• _Required tasks_
- a) Answer these questions from the blog on athletes' reputations, marking each answer (i), (ii) or (iii):
(i) When and on which website was the article first published?
(ii) How much did Kyrgios agree to pay, and to whom?
(iii) How many hours of community service was Zouma ordered to do?
- b) Name every person the blog on athletes' reputations identifies by name.
- c) Carry on the blog about athletes' reputations from the point where it ends.

This article was originally published as a blog on leading sports law website LawInSport in October 2017. It has since been updated for accuracy and comprehensiveness.
The reputation of an athlete is a precious but fragile thing. It is usually established, at least initially, largely on the basis of performance – you succeed and you are lauded accordingly. But once an athlete becomes well known to the general public, the scrutiny and interest changes and intensifies. No longer are you just judged on what you do in the sporting arena; you are now cast as a celebrity and every aspect of your behaviour and private life becomes a potentially newsworthy subject for a media monster that has to be fed.
It is thus no surprise that an athlete’s high profile may also bring the reputation of someone else into the spotlight. This was demonstrated by Nick Kyrgios, who recently found himself the subject of a threatened defamation claim for identifying a woman in the crowd whom he accused of distracting him by being drunk, during the Wimbledon men’s singles final in July 2022, alleging that she “looks like she’s had about 700 drinks”. The woman in question (who turned out to be a Polish lawyer) said that “not only did this cause considerable harm on the day, resulting in my temporary removal from the arena, but Mr Kyrgios’s false allegation was broadcast to, and read by, millions around the world, causing me and my family very substantial damage and distress”. The claim has since been settled, with Kyrgios apologising and agreeing to pay £20,000 to Great Ormond Street Hospital Charity.
This blog examines some the dangers that athletes face today when considering their reputation, and the relevant areas of UK law for reputation management.
An athlete’s reputation exposed in the harsh and unforgiving light of media and public scrutiny can crumble very swiftly. Two examples demonstrate how a reputation for sporting brilliance can be overtaken by what might be termed ‘off field activities’. Both Ollie Robinson and Kurt Zouma were high-profile sporting performers whose public reputations are now very different to those they enjoyed at the peak of their sporting fame for reasons which had little or nothing to do with their sporting prowess.
The rise of social media has only expanded the scrutiny. Now everyone who owns a smartphone can be a journalist, photographer and publisher. Not only does the well-known athlete have to worry about the traditional media and the paparazzi, but now almost every public activity from a well-known face is faithfully recorded by the Instagram generation and may be posted online to the world at large.
Kurt Zouma was prosecuted by the RSPCA after a film of him slapping and kicking his cat in February 2022, went viral. He was ordered to do 180 hours of community service and banned from keeping animals for five years. Whilst he remains a Premier League player for West Ham (after being fined £250K by the club), fans now relentlessly boo at him during matches and Adidas dropped its sponsorship deal with the footballer. Recently, he spoke to the media about his ‘great remorse’ about the incident.
Many athletes are active on social media accounts and there are numerous examples of sporting professionals who have shot themselves in the foot with their social media posts. The repercussions can be devastating.
Recently, after the success of the Lionesses and Chloe Kelly’s shirt-twirling celebration of her winning goal, Gary Lineker tweeted “The @Lionesses have only gone and done it, and Kelly is England’s heroine, bra none”. The former footballer and Match of the Day host quickly faced a storm of backlash, his comment described as sexist and misogynistic.

• _Information given_
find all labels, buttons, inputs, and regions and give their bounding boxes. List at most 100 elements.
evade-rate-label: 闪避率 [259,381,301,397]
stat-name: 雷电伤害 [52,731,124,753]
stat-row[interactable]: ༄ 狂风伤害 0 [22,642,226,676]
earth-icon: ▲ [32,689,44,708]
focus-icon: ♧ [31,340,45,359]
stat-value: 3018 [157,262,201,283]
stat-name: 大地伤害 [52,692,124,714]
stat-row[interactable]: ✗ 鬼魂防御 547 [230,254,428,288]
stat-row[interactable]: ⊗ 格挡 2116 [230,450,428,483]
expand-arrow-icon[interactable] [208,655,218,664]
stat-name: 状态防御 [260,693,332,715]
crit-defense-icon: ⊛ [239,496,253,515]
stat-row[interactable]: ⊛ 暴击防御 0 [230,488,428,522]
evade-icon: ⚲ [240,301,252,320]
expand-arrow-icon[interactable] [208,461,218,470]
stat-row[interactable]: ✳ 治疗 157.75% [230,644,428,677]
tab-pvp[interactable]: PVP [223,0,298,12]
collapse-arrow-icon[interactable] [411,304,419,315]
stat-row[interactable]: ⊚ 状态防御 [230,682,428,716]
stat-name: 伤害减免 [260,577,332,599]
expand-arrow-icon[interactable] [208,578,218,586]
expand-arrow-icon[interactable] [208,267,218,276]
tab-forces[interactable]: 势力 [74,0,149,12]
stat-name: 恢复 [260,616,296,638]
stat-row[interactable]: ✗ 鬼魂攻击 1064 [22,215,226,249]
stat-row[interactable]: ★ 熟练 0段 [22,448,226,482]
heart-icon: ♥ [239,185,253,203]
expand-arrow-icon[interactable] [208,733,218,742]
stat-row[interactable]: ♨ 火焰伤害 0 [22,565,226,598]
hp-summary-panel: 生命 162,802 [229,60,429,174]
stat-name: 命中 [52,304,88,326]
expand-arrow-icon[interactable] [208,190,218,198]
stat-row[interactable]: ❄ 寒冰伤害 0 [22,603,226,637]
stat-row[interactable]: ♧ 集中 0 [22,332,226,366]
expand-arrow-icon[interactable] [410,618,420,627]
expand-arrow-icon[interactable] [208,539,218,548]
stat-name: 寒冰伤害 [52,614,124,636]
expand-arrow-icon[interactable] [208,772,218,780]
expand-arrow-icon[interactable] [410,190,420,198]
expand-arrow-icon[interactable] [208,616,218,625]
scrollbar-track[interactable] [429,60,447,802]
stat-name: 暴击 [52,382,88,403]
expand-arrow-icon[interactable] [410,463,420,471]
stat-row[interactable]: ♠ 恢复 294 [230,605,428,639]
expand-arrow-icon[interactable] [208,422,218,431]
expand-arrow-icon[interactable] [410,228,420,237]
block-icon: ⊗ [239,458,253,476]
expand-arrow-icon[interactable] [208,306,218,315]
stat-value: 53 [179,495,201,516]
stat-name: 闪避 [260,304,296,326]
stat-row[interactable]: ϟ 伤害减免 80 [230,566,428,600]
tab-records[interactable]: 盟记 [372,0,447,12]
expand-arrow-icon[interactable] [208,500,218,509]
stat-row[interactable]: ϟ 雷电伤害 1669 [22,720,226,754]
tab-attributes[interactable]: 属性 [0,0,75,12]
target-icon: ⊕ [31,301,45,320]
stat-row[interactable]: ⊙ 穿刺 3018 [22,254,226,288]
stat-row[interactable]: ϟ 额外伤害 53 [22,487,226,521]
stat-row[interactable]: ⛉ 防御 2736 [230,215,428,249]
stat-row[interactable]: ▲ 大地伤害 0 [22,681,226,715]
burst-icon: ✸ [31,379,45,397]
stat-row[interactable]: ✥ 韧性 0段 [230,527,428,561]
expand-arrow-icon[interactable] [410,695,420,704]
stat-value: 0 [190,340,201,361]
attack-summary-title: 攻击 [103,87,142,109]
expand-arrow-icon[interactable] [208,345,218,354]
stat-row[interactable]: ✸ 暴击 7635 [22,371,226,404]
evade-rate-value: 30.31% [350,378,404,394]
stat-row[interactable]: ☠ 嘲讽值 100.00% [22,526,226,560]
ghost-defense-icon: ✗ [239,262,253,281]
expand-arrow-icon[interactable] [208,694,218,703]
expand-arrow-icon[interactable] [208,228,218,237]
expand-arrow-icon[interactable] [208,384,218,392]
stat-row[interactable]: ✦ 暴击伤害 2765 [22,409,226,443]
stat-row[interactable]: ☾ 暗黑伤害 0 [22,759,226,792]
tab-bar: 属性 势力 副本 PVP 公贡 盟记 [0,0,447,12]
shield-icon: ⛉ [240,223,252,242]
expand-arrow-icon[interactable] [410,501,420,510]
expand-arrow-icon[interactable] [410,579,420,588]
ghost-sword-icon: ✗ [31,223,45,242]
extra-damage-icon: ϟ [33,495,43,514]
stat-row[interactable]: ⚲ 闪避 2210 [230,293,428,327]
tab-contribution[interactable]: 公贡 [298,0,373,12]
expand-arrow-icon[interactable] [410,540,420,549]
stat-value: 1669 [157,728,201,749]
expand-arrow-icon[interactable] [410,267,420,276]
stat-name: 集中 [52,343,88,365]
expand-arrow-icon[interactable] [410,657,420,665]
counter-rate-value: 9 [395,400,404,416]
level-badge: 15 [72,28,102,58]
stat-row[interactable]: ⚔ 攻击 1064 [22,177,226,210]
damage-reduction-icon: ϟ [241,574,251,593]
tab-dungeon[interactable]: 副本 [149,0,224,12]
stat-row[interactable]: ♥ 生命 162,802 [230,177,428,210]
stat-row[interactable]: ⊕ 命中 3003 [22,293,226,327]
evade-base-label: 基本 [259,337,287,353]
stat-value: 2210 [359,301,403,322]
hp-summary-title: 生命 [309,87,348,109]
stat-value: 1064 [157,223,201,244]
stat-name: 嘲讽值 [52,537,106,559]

• _Responses by item number_
- a)
(i) October 2017, on LawInSport
(ii) £20,000, to Great Ormond Street Hospital Charity
(iii) 180 hours

- b) Nick Kyrgios, Ollie Robinson, Kurt Zouma, Chloe Kelly, Gary Lineker

- c)
The permanence of social media adds a further layer of risk to one’s reputation. This has been particularly evident in the case of Sussex cricketer, Ollie Robison, whose 'racist, sexist, disablist, Islamophobic and offensive' tweets from 2012 to 2014 were unearthed and exposed during 2021. The consequences of this? The Cricket Discipline Commission (CDC) issued Robinson with a £3,200 fine and an eight-match suspension. It took an unreserved apology and many months in exile before his return to the national team.
Of course, an international athlete is likely to have agents and advisors who can provide them with valuable advice on media relations and public image. However, to manage one’s reputation as a sporting celebrity in the modern world, one also needs to know how the law can help.
If something is published about you to others which seriously harms your reputation, and which damages you in the eyes of right-thinking members of society, then you have a potential claim for libel against the publisher. However, your claim for libel will fail if the allegations are true or were a statement of honest opinion, or a publication on a matter of public interest. Likewise, if you publish something about someone else that seriously harms their reputation then you are at risk of a claim for damages against you, even if you have simply republished (or re-tweeted) material originally posted by others. Repeating someone else’s defamatory allegations does not provide you with a defence.
If you bring a court action, the only remedies you can obtain are damages, a final injunction to prevent repetition of the allegations, and payment of your legal costs.
However, most claims are resolved without the cases going all the way to trial. Through a negotiated settlement you may be able to obtain a published apology or a statement in open court that can be valuable in helping to vindicate your reputation.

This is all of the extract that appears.